Copy each line of the material below that includes the string "درونی".

— Begin Material for this exercise —

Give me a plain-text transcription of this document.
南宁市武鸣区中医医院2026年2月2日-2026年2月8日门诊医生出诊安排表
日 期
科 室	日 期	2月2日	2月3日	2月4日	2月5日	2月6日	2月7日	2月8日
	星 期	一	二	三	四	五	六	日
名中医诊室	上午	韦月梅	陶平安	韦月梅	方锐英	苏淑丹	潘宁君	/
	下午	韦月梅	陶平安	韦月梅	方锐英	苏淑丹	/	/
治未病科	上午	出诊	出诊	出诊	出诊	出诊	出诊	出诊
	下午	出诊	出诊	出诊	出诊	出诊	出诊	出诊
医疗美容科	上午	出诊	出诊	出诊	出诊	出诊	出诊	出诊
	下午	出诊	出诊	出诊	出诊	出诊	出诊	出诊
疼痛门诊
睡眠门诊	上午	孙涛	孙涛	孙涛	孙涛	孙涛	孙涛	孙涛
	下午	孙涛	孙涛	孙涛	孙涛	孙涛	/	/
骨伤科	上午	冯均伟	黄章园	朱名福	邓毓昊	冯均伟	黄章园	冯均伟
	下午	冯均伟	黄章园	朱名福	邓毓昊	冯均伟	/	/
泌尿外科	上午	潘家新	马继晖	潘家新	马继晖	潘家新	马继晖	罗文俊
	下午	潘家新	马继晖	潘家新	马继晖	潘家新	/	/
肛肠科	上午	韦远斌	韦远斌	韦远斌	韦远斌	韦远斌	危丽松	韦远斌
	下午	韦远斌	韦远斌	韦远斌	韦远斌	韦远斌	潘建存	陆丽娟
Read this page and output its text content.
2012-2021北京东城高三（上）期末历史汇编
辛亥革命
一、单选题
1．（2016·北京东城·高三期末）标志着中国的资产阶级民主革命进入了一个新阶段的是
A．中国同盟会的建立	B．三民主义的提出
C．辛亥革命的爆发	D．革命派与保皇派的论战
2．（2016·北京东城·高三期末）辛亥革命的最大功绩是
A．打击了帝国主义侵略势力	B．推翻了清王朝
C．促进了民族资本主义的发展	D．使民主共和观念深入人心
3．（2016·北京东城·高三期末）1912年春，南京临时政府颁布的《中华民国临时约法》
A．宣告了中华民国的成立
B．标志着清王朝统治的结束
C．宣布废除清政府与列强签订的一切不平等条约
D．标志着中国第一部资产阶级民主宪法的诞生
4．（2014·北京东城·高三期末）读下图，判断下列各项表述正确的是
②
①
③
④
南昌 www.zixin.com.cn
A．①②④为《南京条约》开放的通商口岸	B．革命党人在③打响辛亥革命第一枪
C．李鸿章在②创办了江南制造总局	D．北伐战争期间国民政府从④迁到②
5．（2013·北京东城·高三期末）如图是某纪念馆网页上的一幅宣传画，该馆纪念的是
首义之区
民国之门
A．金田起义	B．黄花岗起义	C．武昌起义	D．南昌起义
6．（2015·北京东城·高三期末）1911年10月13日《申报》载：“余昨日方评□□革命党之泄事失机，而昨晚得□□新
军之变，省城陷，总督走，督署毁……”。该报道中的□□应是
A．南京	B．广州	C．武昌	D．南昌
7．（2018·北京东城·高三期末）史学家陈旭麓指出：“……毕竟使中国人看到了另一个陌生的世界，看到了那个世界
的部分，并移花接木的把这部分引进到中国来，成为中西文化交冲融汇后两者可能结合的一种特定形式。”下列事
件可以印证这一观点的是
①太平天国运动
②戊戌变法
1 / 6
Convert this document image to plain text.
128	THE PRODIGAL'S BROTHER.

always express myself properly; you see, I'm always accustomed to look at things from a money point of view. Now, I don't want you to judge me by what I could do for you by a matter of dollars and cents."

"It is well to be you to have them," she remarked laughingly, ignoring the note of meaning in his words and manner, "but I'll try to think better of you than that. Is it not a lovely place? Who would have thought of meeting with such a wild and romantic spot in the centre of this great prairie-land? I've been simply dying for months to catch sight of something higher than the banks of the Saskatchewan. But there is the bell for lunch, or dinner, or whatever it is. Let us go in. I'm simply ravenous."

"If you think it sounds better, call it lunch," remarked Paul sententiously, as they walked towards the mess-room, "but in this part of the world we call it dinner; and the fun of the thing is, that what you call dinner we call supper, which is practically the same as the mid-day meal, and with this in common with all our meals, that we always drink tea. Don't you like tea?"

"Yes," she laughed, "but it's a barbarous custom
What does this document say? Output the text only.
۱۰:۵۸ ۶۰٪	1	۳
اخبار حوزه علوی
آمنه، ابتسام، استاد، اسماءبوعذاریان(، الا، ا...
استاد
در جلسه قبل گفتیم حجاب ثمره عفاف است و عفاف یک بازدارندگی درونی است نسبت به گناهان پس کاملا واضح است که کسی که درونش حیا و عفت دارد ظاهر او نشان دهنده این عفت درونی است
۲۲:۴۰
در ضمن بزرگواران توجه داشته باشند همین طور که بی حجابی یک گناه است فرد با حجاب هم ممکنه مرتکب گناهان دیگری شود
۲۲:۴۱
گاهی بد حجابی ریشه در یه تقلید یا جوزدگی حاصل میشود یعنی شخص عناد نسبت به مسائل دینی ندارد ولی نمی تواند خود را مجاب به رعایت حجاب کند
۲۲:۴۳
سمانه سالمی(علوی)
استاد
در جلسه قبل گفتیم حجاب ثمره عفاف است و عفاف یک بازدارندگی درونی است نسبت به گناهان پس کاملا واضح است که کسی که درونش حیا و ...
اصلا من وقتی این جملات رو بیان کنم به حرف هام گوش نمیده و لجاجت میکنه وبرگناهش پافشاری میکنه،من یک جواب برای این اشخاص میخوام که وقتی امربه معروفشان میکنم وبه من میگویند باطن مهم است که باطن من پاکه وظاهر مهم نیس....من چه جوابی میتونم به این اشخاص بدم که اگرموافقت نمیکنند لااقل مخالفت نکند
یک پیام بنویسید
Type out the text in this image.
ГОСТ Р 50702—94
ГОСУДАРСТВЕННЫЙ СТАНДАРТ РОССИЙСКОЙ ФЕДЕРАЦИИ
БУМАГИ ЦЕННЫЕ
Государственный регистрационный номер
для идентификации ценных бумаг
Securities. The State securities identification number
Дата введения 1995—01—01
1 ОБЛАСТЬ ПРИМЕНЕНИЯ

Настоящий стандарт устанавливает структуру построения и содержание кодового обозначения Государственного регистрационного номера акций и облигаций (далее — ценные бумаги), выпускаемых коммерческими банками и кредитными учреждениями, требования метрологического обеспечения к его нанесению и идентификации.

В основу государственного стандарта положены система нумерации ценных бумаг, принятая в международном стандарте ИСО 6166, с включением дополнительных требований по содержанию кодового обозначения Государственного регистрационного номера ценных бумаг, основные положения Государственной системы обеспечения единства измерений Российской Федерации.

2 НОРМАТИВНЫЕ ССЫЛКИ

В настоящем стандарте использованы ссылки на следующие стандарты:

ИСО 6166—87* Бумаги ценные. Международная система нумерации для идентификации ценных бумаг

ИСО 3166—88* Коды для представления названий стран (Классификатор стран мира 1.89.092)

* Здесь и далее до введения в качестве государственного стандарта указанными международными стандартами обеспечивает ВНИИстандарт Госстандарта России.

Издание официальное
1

— End Material for this exercise —

▸ **Answer to the exercise**:
در جلسه قبل گفتیم حجاب ثمره عفاف است و عفاف یک بازدارندگی درونی است نسبت به گناهان پس کاملا واضح است که کسی که درونش حیا و عفت دارد ظاهر او نشان دهنده این عفت درونی است
در جلسه قبل گفتیم حجاب ثمره عفاف است و عفاف یک بازدارندگی درونی است نسبت به گناهان پس کاملا واضح است که کسی که درونش حیا و ...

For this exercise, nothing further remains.